• [INFORMATION SHOWN]:
++++++

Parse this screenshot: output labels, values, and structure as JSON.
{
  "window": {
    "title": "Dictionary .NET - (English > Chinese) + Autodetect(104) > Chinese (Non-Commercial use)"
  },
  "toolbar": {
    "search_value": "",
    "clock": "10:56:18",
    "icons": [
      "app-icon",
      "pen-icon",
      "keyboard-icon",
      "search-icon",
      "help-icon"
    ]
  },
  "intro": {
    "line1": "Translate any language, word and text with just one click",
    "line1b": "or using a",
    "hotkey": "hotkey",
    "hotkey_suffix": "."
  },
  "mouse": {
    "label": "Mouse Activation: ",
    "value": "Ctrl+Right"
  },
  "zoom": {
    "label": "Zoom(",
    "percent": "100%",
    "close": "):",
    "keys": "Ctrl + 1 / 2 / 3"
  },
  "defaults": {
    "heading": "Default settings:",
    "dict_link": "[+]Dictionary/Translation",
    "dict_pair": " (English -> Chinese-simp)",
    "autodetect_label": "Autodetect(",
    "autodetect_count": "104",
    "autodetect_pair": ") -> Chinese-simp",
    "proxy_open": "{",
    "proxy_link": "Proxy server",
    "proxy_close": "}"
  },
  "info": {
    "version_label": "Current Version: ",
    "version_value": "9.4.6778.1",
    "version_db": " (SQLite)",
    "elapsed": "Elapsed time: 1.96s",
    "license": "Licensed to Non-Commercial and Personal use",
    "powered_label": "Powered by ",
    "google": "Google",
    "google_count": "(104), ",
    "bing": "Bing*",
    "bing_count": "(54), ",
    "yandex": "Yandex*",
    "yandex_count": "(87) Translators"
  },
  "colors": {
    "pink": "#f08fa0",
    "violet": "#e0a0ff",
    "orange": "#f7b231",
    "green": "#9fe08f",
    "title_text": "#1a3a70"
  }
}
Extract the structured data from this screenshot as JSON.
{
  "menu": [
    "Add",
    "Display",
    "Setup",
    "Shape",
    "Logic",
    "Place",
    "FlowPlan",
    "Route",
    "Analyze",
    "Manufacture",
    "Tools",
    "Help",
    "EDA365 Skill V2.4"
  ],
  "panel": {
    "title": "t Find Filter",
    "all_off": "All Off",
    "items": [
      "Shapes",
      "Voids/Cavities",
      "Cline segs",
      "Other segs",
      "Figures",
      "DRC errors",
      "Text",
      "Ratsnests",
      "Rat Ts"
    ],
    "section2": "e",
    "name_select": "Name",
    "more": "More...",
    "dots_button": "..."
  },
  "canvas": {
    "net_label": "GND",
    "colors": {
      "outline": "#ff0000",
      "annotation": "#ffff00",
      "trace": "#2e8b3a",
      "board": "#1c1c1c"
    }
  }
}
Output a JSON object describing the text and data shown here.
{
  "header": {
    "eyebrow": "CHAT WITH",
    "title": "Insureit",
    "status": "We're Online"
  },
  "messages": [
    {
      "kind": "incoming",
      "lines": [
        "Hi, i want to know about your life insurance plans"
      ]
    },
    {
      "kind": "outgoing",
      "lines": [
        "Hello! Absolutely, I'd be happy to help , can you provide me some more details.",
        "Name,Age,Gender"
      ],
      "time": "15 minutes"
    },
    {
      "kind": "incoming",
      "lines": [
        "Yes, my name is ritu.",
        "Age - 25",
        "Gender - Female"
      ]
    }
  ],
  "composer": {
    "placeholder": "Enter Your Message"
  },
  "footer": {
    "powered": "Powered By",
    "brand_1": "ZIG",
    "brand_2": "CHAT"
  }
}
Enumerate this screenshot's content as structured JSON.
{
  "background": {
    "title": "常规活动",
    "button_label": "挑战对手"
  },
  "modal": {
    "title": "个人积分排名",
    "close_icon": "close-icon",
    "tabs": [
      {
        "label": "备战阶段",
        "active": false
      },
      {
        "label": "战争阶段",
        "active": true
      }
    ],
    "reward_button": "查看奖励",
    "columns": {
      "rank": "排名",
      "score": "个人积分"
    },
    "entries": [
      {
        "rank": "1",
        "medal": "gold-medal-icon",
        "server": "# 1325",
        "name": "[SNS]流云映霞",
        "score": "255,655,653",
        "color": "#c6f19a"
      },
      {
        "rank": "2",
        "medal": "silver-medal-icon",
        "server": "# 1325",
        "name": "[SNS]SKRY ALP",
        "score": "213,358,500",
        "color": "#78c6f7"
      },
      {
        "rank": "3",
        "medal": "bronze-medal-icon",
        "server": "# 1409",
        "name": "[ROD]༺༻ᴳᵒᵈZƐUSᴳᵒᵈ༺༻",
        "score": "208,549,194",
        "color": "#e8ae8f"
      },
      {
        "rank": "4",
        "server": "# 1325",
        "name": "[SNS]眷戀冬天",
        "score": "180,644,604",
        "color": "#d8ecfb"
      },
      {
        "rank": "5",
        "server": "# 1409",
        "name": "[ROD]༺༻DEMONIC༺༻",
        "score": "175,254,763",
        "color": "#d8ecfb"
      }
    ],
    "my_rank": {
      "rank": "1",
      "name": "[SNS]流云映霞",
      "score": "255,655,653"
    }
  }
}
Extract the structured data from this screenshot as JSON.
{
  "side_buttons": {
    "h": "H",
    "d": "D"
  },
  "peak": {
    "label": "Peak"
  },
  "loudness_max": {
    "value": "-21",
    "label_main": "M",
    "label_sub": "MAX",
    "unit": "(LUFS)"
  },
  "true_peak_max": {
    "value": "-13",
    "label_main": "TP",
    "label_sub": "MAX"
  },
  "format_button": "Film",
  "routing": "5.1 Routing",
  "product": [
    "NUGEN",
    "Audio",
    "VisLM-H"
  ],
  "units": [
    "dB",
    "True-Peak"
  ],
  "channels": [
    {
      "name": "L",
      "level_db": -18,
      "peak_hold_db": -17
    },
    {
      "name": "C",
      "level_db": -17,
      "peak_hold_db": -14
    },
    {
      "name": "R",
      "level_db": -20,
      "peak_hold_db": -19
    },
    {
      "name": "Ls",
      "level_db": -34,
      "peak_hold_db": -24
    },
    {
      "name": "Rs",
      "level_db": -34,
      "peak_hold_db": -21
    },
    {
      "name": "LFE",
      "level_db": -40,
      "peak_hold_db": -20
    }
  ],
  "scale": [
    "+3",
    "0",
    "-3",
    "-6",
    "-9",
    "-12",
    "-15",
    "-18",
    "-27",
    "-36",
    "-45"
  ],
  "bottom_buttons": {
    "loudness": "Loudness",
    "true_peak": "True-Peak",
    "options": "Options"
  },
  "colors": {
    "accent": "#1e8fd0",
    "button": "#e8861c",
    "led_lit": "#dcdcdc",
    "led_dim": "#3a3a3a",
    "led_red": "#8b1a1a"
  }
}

++++++

• [GOAL OF THE EXERCISE]: Identify and list each line with the word "JSON".

• [SOLUTION TO THIS TASK]:
Parse this screenshot: output labels, values, and structure as JSON.
Extract the structured data from this screenshot as JSON.
Output a JSON object describing the text and data shown here.
Enumerate this screenshot's content as structured JSON.
Extract the structured data from this screenshot as JSON.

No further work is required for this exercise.